------ Source passage

I refer to this simple key-value database as SimpleKV. Please note that there is also a project called SimpleKV on GitHub, but it is not what I am talking about. I am simply referring to a key-value database architecture with key components.

Alright, are you ready? Let’s construct SimpleKV together.

When starting to construct SimpleKV, the first thing we need to consider is what kind of data can be stored inside, and what operations can be performed on the data. These may seem simple, but in fact, they are important foundations for understanding why Redis is frequently used in scenarios such as caching, flash sales, and distributed locks.

Once you understand the data model, you will understand why in some scenarios, data that was originally stored in a relational database can also be stored using a key-value database. For example, user information (user ID, name, age, gender, etc.) is usually stored in a relational database. In this scenario, one user ID corresponds to one collection of user information, which is a data model of a key-value database and can also fulfill this storage requirement.

------------

» **Given request a**:
Print the entries from the first line through the line containing "footer-line: Ständer/Diodenplatte aus- und", both ends included, reproducing each line unchanged.
The entries are separate from the text and unrelated to it.

------ Provided data

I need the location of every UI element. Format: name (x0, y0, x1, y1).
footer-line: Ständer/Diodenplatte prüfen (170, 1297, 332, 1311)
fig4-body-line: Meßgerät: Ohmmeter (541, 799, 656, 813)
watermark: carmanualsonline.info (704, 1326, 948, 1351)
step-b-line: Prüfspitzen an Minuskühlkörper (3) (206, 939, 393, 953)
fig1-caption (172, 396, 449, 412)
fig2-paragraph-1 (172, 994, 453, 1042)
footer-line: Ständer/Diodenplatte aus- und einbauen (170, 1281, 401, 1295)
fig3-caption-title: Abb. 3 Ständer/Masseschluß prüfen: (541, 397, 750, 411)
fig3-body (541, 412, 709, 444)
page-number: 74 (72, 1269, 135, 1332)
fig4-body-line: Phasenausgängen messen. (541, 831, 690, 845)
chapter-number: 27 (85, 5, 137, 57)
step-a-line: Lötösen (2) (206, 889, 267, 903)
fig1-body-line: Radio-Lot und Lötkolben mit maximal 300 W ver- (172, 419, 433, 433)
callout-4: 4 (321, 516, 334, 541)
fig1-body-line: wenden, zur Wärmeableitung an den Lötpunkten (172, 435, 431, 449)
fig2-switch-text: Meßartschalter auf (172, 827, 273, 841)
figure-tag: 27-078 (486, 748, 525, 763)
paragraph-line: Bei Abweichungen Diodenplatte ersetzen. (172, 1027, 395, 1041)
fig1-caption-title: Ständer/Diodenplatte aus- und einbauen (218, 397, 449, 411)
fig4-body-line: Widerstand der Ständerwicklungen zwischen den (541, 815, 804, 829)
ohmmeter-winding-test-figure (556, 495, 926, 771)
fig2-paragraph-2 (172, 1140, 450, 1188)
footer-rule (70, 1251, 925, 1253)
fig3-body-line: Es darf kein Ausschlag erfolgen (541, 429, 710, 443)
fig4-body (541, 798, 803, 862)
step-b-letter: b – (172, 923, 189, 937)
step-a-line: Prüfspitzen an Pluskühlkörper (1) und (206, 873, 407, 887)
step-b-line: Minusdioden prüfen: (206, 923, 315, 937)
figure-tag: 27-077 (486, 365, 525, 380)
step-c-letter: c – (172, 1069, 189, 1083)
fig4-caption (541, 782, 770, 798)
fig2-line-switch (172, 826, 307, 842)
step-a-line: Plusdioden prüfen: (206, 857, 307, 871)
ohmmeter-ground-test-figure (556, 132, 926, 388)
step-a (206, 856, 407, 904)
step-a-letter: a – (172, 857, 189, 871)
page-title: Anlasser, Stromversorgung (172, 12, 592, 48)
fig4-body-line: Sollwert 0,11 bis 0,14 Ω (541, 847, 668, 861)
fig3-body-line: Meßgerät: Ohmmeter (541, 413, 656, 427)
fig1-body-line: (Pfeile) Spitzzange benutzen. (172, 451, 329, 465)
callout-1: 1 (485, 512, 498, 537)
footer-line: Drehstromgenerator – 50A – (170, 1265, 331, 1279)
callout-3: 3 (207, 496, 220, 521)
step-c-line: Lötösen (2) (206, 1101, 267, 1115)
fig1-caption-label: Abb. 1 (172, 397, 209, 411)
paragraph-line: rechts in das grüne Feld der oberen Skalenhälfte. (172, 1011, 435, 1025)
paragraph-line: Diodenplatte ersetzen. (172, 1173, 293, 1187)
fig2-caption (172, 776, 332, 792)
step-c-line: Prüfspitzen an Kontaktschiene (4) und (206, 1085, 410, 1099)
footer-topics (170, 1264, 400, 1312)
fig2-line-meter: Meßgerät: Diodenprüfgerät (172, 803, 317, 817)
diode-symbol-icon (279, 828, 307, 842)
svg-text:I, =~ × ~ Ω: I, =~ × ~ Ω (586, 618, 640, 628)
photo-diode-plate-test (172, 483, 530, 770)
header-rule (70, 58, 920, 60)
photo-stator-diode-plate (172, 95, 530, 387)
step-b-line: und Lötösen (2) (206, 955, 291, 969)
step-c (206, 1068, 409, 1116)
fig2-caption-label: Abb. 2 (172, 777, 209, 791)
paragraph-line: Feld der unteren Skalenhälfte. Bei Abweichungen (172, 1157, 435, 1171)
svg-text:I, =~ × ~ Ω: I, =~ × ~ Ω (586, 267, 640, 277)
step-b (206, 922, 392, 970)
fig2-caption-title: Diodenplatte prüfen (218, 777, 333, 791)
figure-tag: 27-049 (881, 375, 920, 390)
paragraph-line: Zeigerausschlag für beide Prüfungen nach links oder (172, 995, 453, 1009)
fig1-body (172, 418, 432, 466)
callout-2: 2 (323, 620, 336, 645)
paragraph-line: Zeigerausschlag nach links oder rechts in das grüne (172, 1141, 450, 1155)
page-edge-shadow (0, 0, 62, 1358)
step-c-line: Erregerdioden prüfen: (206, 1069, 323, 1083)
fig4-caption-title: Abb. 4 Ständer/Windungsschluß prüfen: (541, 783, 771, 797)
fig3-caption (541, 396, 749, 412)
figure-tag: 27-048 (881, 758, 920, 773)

------------

» **Given request b**:
Answer these questions from the SimpleKV passage:
(i) In which three scenarios is Redis said to be frequently used?
(ii) Which pieces of user information are given as examples?
(iii) Where does a separate project named SimpleKV exist?

» **Full answer a**:
I need the location of every UI element. Format: name (x0, y0, x1, y1).
footer-line: Ständer/Diodenplatte prüfen (170, 1297, 332, 1311)
fig4-body-line: Meßgerät: Ohmmeter (541, 799, 656, 813)
watermark: carmanualsonline.info (704, 1326, 948, 1351)
step-b-line: Prüfspitzen an Minuskühlkörper (3) (206, 939, 393, 953)
fig1-caption (172, 396, 449, 412)
fig2-paragraph-1 (172, 994, 453, 1042)
footer-line: Ständer/Diodenplatte aus- und einbauen (170, 1281, 401, 1295)

» **Full answer b**:
(i) Caching, flash sales, and distributed locks.
(ii) User ID, name, age, and gender.
(iii) On GitHub.